- **Exercise directions**:
Below are records; state how many of their lines hold the word "text", and give only the figure.

- **Entries shown**:
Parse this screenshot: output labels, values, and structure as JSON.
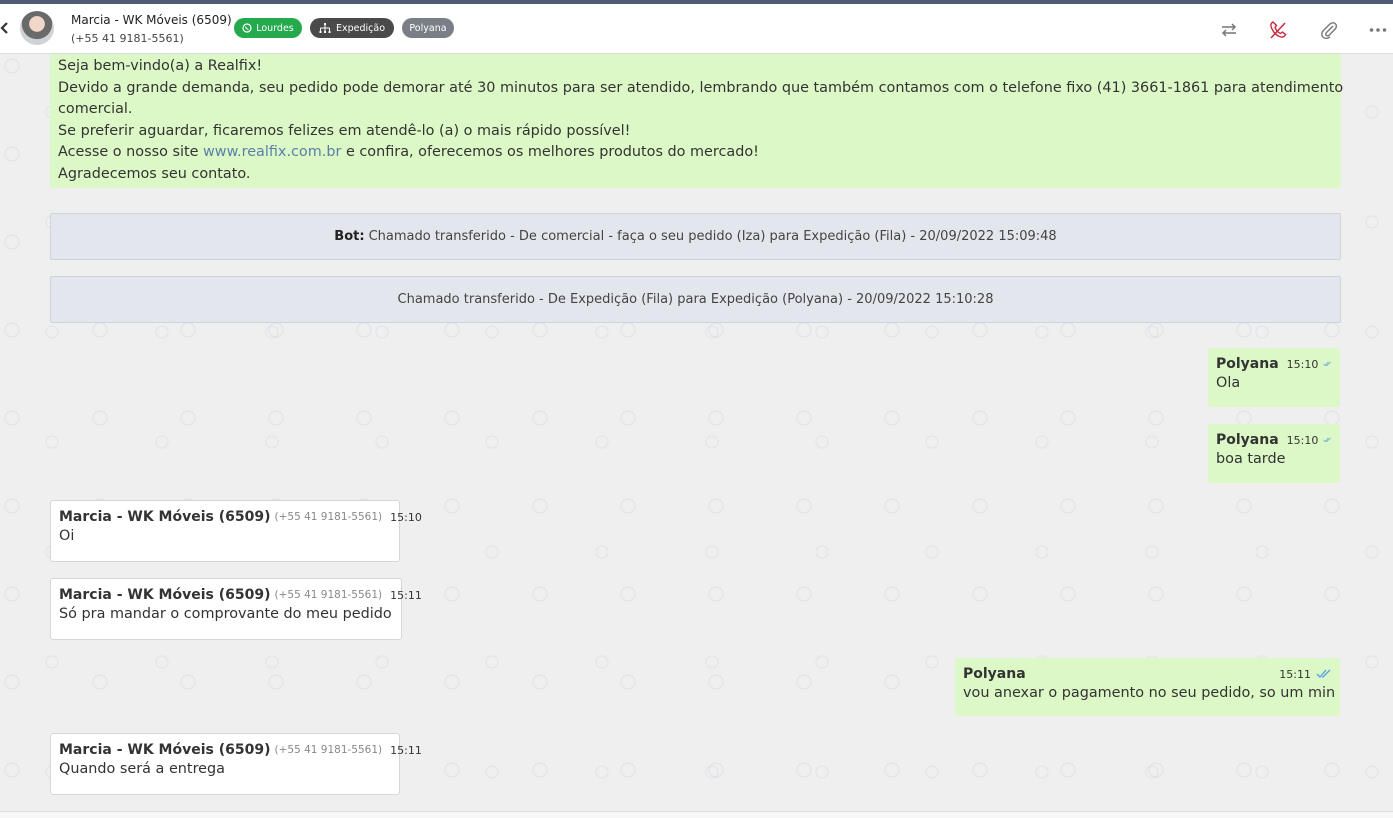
{
  "header": {
    "contact_name": "Marcia - WK Móveis (6509)",
    "contact_phone": "(+55 41 9181-5561)",
    "tags": [
      {
        "label": "Lourdes",
        "color": "#25a94d",
        "icon": "whatsapp-icon"
      },
      {
        "label": "Expedição",
        "color": "#4a4a4a",
        "icon": "sitemap-icon"
      },
      {
        "label": "Polyana",
        "color": "#7a7f87",
        "icon": ""
      }
    ],
    "actions": [
      "transfer-icon",
      "end-call-icon",
      "attach-icon",
      "more-icon"
    ]
  },
  "welcome": {
    "lines": [
      "Seja bem-vindo(a) a Realfix!",
      "Devido a grande demanda, seu pedido pode demorar até 30 minutos para ser atendido, lembrando que também contamos com o telefone fixo (41) 3661-1861 para atendimento",
      "comercial.",
      "Se preferir aguardar, ficaremos felizes em atendê-lo (a) o mais rápido possível!",
      "Acesse o nosso site ",
      "www.realfix.com.br",
      " e confira, oferecemos os melhores produtos do mercado!",
      "Agradecemos seu contato."
    ]
  },
  "system_messages": [
    {
      "prefix": "Bot:",
      "text": "Chamado transferido - De comercial - faça o seu pedido (Iza) para Expedição (Fila) - 20/09/2022 15:09:48"
    },
    {
      "prefix": "",
      "text": "Chamado transferido - De Expedição (Fila) para Expedição (Polyana) - 20/09/2022 15:10:28"
    }
  ],
  "messages": [
    {
      "direction": "out",
      "sender": "Polyana",
      "time": "15:10",
      "text": "Ola"
    },
    {
      "direction": "out",
      "sender": "Polyana",
      "time": "15:10",
      "text": "boa tarde"
    },
    {
      "direction": "in",
      "sender": "Marcia - WK Móveis (6509)",
      "phone": "(+55 41 9181-5561)",
      "time": "15:10",
      "text": "Oi"
    },
    {
      "direction": "in",
      "sender": "Marcia - WK Móveis (6509)",
      "phone": "(+55 41 9181-5561)",
      "time": "15:11",
      "text": "Só pra mandar o comprovante do meu pedido"
    },
    {
      "direction": "out",
      "sender": "Polyana",
      "time": "15:11",
      "text": "vou anexar o pagamento no seu pedido, so um min"
    },
    {
      "direction": "in",
      "sender": "Marcia - WK Móveis (6509)",
      "phone": "(+55 41 9181-5561)",
      "time": "15:11",
      "text": "Quando será a entrega"
    }
  ],
  "colors": {
    "outgoing_bubble": "#dcf8c6",
    "incoming_bubble": "#ffffff",
    "read_check": "#4fa3e0"
  }
}
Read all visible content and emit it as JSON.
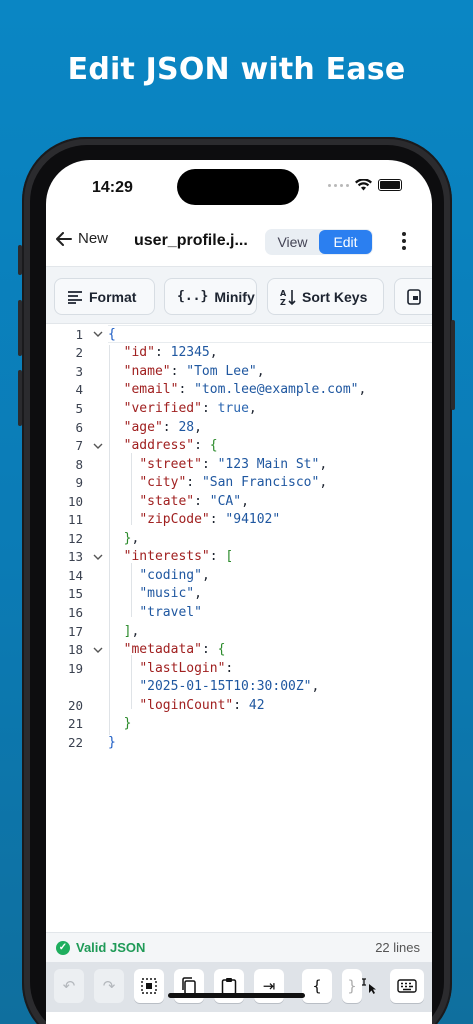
{
  "headline": "Edit JSON with Ease",
  "status_bar": {
    "time": "14:29"
  },
  "nav": {
    "back_label": "New",
    "filename": "user_profile.j...",
    "modes": [
      "View",
      "Edit"
    ],
    "active_mode": "Edit"
  },
  "toolbar": {
    "format_label": "Format",
    "minify_label": "Minify",
    "sort_label": "Sort Keys"
  },
  "editor": {
    "lines": [
      {
        "n": "1",
        "fold": true,
        "tokens": [
          [
            "br",
            "{"
          ]
        ]
      },
      {
        "n": "2",
        "tokens": [
          [
            "p",
            "  "
          ],
          [
            "k",
            "\"id\""
          ],
          [
            "p",
            ": "
          ],
          [
            "n",
            "12345"
          ],
          [
            "p",
            ","
          ]
        ]
      },
      {
        "n": "3",
        "tokens": [
          [
            "p",
            "  "
          ],
          [
            "k",
            "\"name\""
          ],
          [
            "p",
            ": "
          ],
          [
            "s",
            "\"Tom Lee\""
          ],
          [
            "p",
            ","
          ]
        ]
      },
      {
        "n": "4",
        "tokens": [
          [
            "p",
            "  "
          ],
          [
            "k",
            "\"email\""
          ],
          [
            "p",
            ": "
          ],
          [
            "s",
            "\"tom.lee@example.com\""
          ],
          [
            "p",
            ","
          ]
        ]
      },
      {
        "n": "5",
        "tokens": [
          [
            "p",
            "  "
          ],
          [
            "k",
            "\"verified\""
          ],
          [
            "p",
            ": "
          ],
          [
            "b",
            "true"
          ],
          [
            "p",
            ","
          ]
        ]
      },
      {
        "n": "6",
        "tokens": [
          [
            "p",
            "  "
          ],
          [
            "k",
            "\"age\""
          ],
          [
            "p",
            ": "
          ],
          [
            "n",
            "28"
          ],
          [
            "p",
            ","
          ]
        ]
      },
      {
        "n": "7",
        "fold": true,
        "tokens": [
          [
            "p",
            "  "
          ],
          [
            "k",
            "\"address\""
          ],
          [
            "p",
            ": "
          ],
          [
            "brg",
            "{"
          ]
        ]
      },
      {
        "n": "8",
        "tokens": [
          [
            "p",
            "    "
          ],
          [
            "k",
            "\"street\""
          ],
          [
            "p",
            ": "
          ],
          [
            "s",
            "\"123 Main St\""
          ],
          [
            "p",
            ","
          ]
        ]
      },
      {
        "n": "9",
        "tokens": [
          [
            "p",
            "    "
          ],
          [
            "k",
            "\"city\""
          ],
          [
            "p",
            ": "
          ],
          [
            "s",
            "\"San Francisco\""
          ],
          [
            "p",
            ","
          ]
        ]
      },
      {
        "n": "10",
        "tokens": [
          [
            "p",
            "    "
          ],
          [
            "k",
            "\"state\""
          ],
          [
            "p",
            ": "
          ],
          [
            "s",
            "\"CA\""
          ],
          [
            "p",
            ","
          ]
        ]
      },
      {
        "n": "11",
        "tokens": [
          [
            "p",
            "    "
          ],
          [
            "k",
            "\"zipCode\""
          ],
          [
            "p",
            ": "
          ],
          [
            "s",
            "\"94102\""
          ]
        ]
      },
      {
        "n": "12",
        "tokens": [
          [
            "p",
            "  "
          ],
          [
            "brg",
            "}"
          ],
          [
            "p",
            ","
          ]
        ]
      },
      {
        "n": "13",
        "fold": true,
        "tokens": [
          [
            "p",
            "  "
          ],
          [
            "k",
            "\"interests\""
          ],
          [
            "p",
            ": "
          ],
          [
            "brg",
            "["
          ]
        ]
      },
      {
        "n": "14",
        "tokens": [
          [
            "p",
            "    "
          ],
          [
            "s",
            "\"coding\""
          ],
          [
            "p",
            ","
          ]
        ]
      },
      {
        "n": "15",
        "tokens": [
          [
            "p",
            "    "
          ],
          [
            "s",
            "\"music\""
          ],
          [
            "p",
            ","
          ]
        ]
      },
      {
        "n": "16",
        "tokens": [
          [
            "p",
            "    "
          ],
          [
            "s",
            "\"travel\""
          ]
        ]
      },
      {
        "n": "17",
        "tokens": [
          [
            "p",
            "  "
          ],
          [
            "brg",
            "]"
          ],
          [
            "p",
            ","
          ]
        ]
      },
      {
        "n": "18",
        "fold": true,
        "tokens": [
          [
            "p",
            "  "
          ],
          [
            "k",
            "\"metadata\""
          ],
          [
            "p",
            ": "
          ],
          [
            "brg",
            "{"
          ]
        ]
      },
      {
        "n": "19",
        "tokens": [
          [
            "p",
            "    "
          ],
          [
            "k",
            "\"lastLogin\""
          ],
          [
            "p",
            ":"
          ]
        ]
      },
      {
        "n": "",
        "tokens": [
          [
            "p",
            "    "
          ],
          [
            "s",
            "\"2025-01-15T10:30:00Z\""
          ],
          [
            "p",
            ","
          ]
        ]
      },
      {
        "n": "20",
        "tokens": [
          [
            "p",
            "    "
          ],
          [
            "k",
            "\"loginCount\""
          ],
          [
            "p",
            ": "
          ],
          [
            "n",
            "42"
          ]
        ]
      },
      {
        "n": "21",
        "tokens": [
          [
            "p",
            "  "
          ],
          [
            "brg",
            "}"
          ]
        ]
      },
      {
        "n": "22",
        "tokens": [
          [
            "br",
            "}"
          ]
        ]
      }
    ]
  },
  "footer": {
    "valid_label": "Valid JSON",
    "line_count": "22 lines"
  },
  "keyboard_bar": {
    "buttons": [
      "undo-icon",
      "redo-icon",
      "select-all-icon",
      "copy-icon",
      "paste-icon",
      "tab-icon",
      "open-brace",
      "close-brace",
      "cursor-icon",
      "keyboard-icon"
    ],
    "open_brace": "{"
  },
  "colors": {
    "accent": "#2b7ff0",
    "valid": "#1fae5e",
    "background": "#0a86c4"
  }
}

- **Answer for the task**:
8